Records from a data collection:
------------------------------------------------------------
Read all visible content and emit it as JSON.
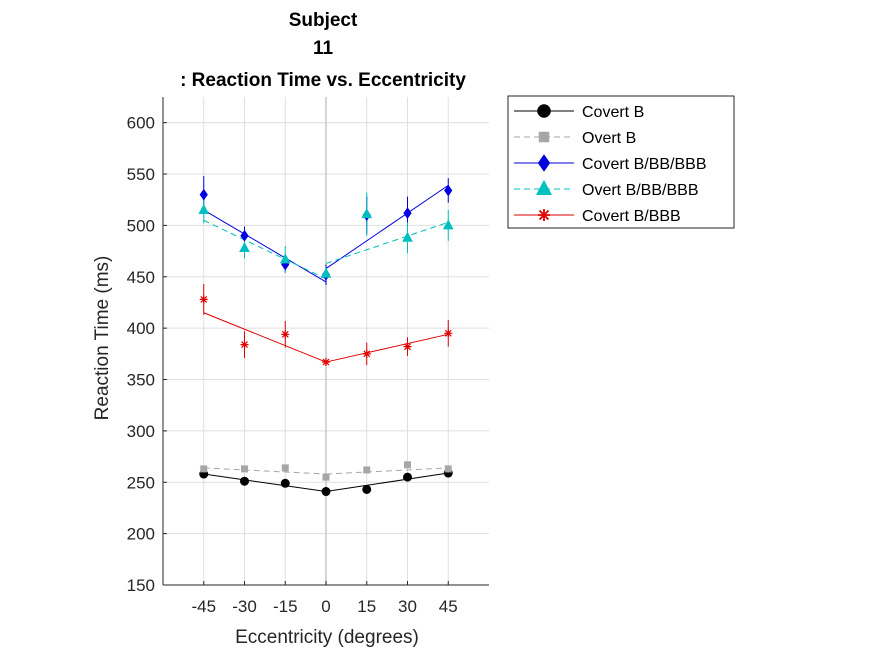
{
  "chart_data": {
    "type": "line",
    "title_lines": [
      "Subject",
      "11",
      ": Reaction Time vs. Eccentricity"
    ],
    "xlabel": "Eccentricity (degrees)",
    "ylabel": "Reaction Time (ms)",
    "x": [
      -45,
      -30,
      -15,
      0,
      15,
      30,
      45
    ],
    "xticks": [
      "-45",
      "-30",
      "-15",
      "0",
      "15",
      "30",
      "45"
    ],
    "xlim": [
      -60,
      60
    ],
    "ylim": [
      150,
      625
    ],
    "yticks": [
      "150",
      "200",
      "250",
      "300",
      "350",
      "400",
      "450",
      "500",
      "550",
      "600"
    ],
    "grid": true,
    "legend_position": "outside-top-right",
    "series": [
      {
        "name": "Covert B",
        "color": "#000000",
        "marker": "circle",
        "line_style": "solid",
        "values": [
          258,
          251,
          249,
          241,
          243,
          255,
          259
        ],
        "errors": [
          4,
          4,
          4,
          4,
          3,
          4,
          3
        ],
        "fit_left": [
          258,
          241
        ],
        "fit_right": [
          241,
          259
        ]
      },
      {
        "name": "Overt B",
        "color": "#a6a6a6",
        "marker": "square",
        "line_style": "dashed",
        "values": [
          263,
          263,
          264,
          255,
          262,
          267,
          263
        ],
        "errors": [
          3,
          2,
          3,
          3,
          3,
          3,
          3
        ],
        "fit_left": [
          264,
          258
        ],
        "fit_right": [
          258,
          264
        ]
      },
      {
        "name": "Covert B/BB/BBB",
        "color": "#0000e0",
        "marker": "diamond",
        "line_style": "solid",
        "values": [
          530,
          490,
          462,
          452,
          510,
          512,
          534
        ],
        "errors": [
          18,
          9,
          8,
          10,
          18,
          16,
          12
        ],
        "fit_left": [
          515,
          445
        ],
        "fit_right": [
          458,
          539
        ]
      },
      {
        "name": "Overt B/BB/BBB",
        "color": "#00bfbf",
        "marker": "triangle",
        "line_style": "dashed",
        "values": [
          515,
          478,
          467,
          453,
          511,
          488,
          500
        ],
        "errors": [
          13,
          10,
          13,
          6,
          21,
          15,
          15
        ],
        "fit_left": [
          505,
          448
        ],
        "fit_right": [
          463,
          503
        ]
      },
      {
        "name": "Covert B/BBB",
        "color": "#e00000",
        "marker": "asterisk",
        "line_style": "solid",
        "values": [
          428,
          384,
          394,
          367,
          375,
          382,
          395
        ],
        "errors": [
          15,
          13,
          13,
          3,
          11,
          9,
          13
        ],
        "fit_left": [
          415,
          367
        ],
        "fit_right": [
          367,
          394
        ]
      }
    ]
  }
}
------------------------------------------------------------
* _The request_
Without the pictures, output the full listing exactly as it stands.

* _Task answer_
Read all visible content and emit it as JSON.
{
  "chart_data": {
    "type": "line",
    "title_lines": [
      "Subject",
      "11",
      ": Reaction Time vs. Eccentricity"
    ],
    "xlabel": "Eccentricity (degrees)",
    "ylabel": "Reaction Time (ms)",
    "x": [
      -45,
      -30,
      -15,
      0,
      15,
      30,
      45
    ],
    "xticks": [
      "-45",
      "-30",
      "-15",
      "0",
      "15",
      "30",
      "45"
    ],
    "xlim": [
      -60,
      60
    ],
    "ylim": [
      150,
      625
    ],
    "yticks": [
      "150",
      "200",
      "250",
      "300",
      "350",
      "400",
      "450",
      "500",
      "550",
      "600"
    ],
    "grid": true,
    "legend_position": "outside-top-right",
    "series": [
      {
        "name": "Covert B",
        "color": "#000000",
        "marker": "circle",
        "line_style": "solid",
        "values": [
          258,
          251,
          249,
          241,
          243,
          255,
          259
        ],
        "errors": [
          4,
          4,
          4,
          4,
          3,
          4,
          3
        ],
        "fit_left": [
          258,
          241
        ],
        "fit_right": [
          241,
          259
        ]
      },
      {
        "name": "Overt B",
        "color": "#a6a6a6",
        "marker": "square",
        "line_style": "dashed",
        "values": [
          263,
          263,
          264,
          255,
          262,
          267,
          263
        ],
        "errors": [
          3,
          2,
          3,
          3,
          3,
          3,
          3
        ],
        "fit_left": [
          264,
          258
        ],
        "fit_right": [
          258,
          264
        ]
      },
      {
        "name": "Covert B/BB/BBB",
        "color": "#0000e0",
        "marker": "diamond",
        "line_style": "solid",
        "values": [
          530,
          490,
          462,
          452,
          510,
          512,
          534
        ],
        "errors": [
          18,
          9,
          8,
          10,
          18,
          16,
          12
        ],
        "fit_left": [
          515,
          445
        ],
        "fit_right": [
          458,
          539
        ]
      },
      {
        "name": "Overt B/BB/BBB",
        "color": "#00bfbf",
        "marker": "triangle",
        "line_style": "dashed",
        "values": [
          515,
          478,
          467,
          453,
          511,
          488,
          500
        ],
        "errors": [
          13,
          10,
          13,
          6,
          21,
          15,
          15
        ],
        "fit_left": [
          505,
          448
        ],
        "fit_right": [
          463,
          503
        ]
      },
      {
        "name": "Covert B/BBB",
        "color": "#e00000",
        "marker": "asterisk",
        "line_style": "solid",
        "values": [
          428,
          384,
          394,
          367,
          375,
          382,
          395
        ],
        "errors": [
          15,
          13,
          13,
          3,
          11,
          9,
          13
        ],
        "fit_left": [
          415,
          367
        ],
        "fit_right": [
          367,
          394
        ]
      }
    ]
  }
}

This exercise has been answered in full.